Recorded data:

============

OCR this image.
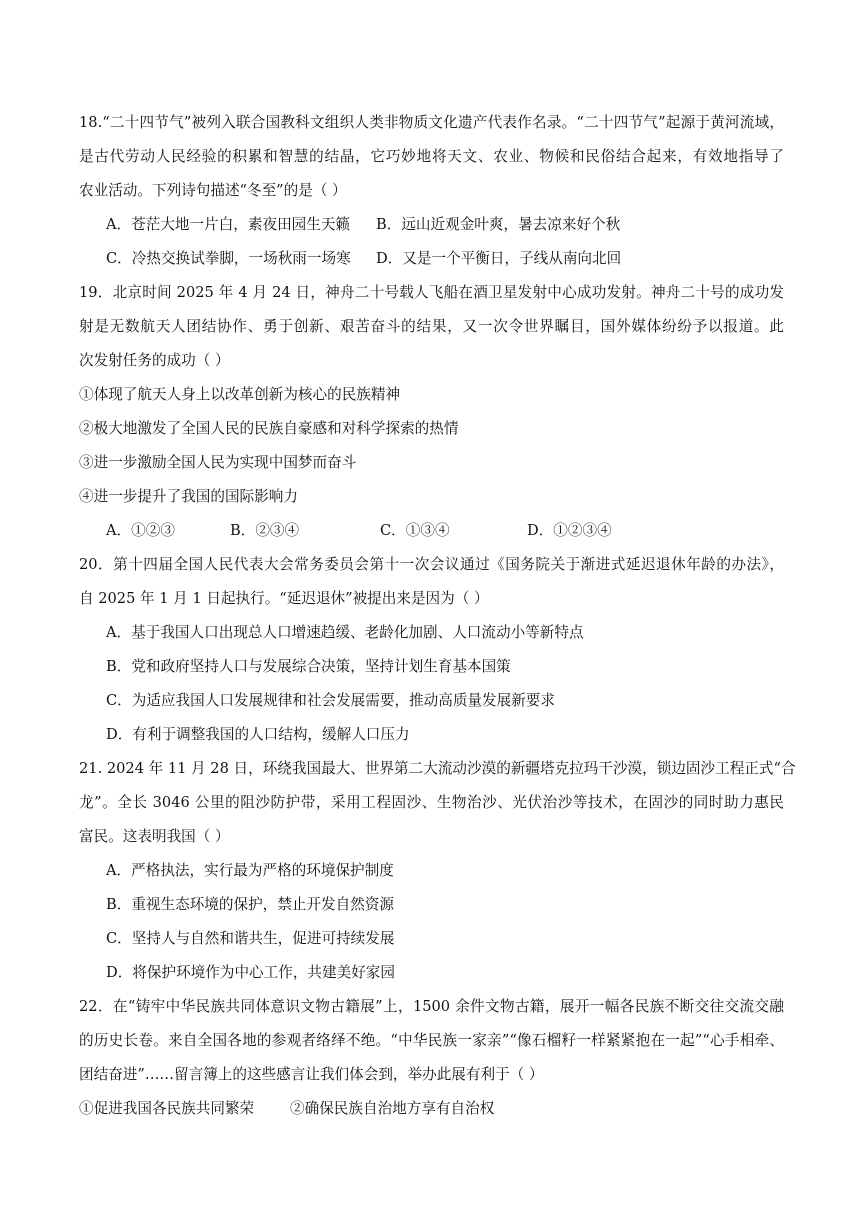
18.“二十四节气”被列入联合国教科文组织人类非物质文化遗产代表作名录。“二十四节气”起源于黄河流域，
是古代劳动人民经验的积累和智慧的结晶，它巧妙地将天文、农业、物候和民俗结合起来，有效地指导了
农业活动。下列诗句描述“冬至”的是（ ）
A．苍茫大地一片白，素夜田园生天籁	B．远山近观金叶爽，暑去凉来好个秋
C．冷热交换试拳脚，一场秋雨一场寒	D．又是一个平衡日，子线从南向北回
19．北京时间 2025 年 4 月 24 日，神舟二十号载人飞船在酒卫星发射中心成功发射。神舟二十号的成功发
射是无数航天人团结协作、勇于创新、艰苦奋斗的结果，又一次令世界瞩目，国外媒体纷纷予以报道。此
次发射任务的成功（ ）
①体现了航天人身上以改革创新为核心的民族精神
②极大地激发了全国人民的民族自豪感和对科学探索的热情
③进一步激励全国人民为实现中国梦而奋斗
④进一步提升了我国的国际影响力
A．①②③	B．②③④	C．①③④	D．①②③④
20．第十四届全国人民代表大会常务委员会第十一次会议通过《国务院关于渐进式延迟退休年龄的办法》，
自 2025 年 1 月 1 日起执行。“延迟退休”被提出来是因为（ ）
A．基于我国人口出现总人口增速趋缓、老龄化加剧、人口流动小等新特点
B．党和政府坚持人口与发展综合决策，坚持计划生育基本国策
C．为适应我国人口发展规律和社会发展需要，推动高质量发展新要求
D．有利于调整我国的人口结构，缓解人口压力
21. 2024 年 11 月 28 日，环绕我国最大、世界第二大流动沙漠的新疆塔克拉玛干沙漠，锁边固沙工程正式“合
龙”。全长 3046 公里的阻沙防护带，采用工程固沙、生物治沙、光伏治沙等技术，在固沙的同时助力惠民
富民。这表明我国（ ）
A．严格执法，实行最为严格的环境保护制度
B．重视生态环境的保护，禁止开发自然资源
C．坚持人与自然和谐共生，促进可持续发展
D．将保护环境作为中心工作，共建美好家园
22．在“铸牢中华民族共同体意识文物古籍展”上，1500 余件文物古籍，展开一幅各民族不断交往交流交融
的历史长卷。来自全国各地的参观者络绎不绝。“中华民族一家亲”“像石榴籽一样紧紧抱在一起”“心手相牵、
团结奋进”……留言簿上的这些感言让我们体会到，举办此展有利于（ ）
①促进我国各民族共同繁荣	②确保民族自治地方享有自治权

============

Required task:
Any pictures should be dropped; transcribe the rest of the records above exactly.

Complete answer:
OCR this image.
18.“二十四节气”被列入联合国教科文组织人类非物质文化遗产代表作名录。“二十四节气”起源于黄河流域，
是古代劳动人民经验的积累和智慧的结晶，它巧妙地将天文、农业、物候和民俗结合起来，有效地指导了
农业活动。下列诗句描述“冬至”的是（ ）
A．苍茫大地一片白，素夜田园生天籁	B．远山近观金叶爽，暑去凉来好个秋
C．冷热交换试拳脚，一场秋雨一场寒	D．又是一个平衡日，子线从南向北回
19．北京时间 2025 年 4 月 24 日，神舟二十号载人飞船在酒卫星发射中心成功发射。神舟二十号的成功发
射是无数航天人团结协作、勇于创新、艰苦奋斗的结果，又一次令世界瞩目，国外媒体纷纷予以报道。此
次发射任务的成功（ ）
①体现了航天人身上以改革创新为核心的民族精神
②极大地激发了全国人民的民族自豪感和对科学探索的热情
③进一步激励全国人民为实现中国梦而奋斗
④进一步提升了我国的国际影响力
A．①②③	B．②③④	C．①③④	D．①②③④
20．第十四届全国人民代表大会常务委员会第十一次会议通过《国务院关于渐进式延迟退休年龄的办法》，
自 2025 年 1 月 1 日起执行。“延迟退休”被提出来是因为（ ）
A．基于我国人口出现总人口增速趋缓、老龄化加剧、人口流动小等新特点
B．党和政府坚持人口与发展综合决策，坚持计划生育基本国策
C．为适应我国人口发展规律和社会发展需要，推动高质量发展新要求
D．有利于调整我国的人口结构，缓解人口压力
21. 2024 年 11 月 28 日，环绕我国最大、世界第二大流动沙漠的新疆塔克拉玛干沙漠，锁边固沙工程正式“合
龙”。全长 3046 公里的阻沙防护带，采用工程固沙、生物治沙、光伏治沙等技术，在固沙的同时助力惠民
富民。这表明我国（ ）
A．严格执法，实行最为严格的环境保护制度
B．重视生态环境的保护，禁止开发自然资源
C．坚持人与自然和谐共生，促进可持续发展
D．将保护环境作为中心工作，共建美好家园
22．在“铸牢中华民族共同体意识文物古籍展”上，1500 余件文物古籍，展开一幅各民族不断交往交流交融
的历史长卷。来自全国各地的参观者络绎不绝。“中华民族一家亲”“像石榴籽一样紧紧抱在一起”“心手相牵、
团结奋进”……留言簿上的这些感言让我们体会到，举办此展有利于（ ）
①促进我国各民族共同繁荣	②确保民族自治地方享有自治权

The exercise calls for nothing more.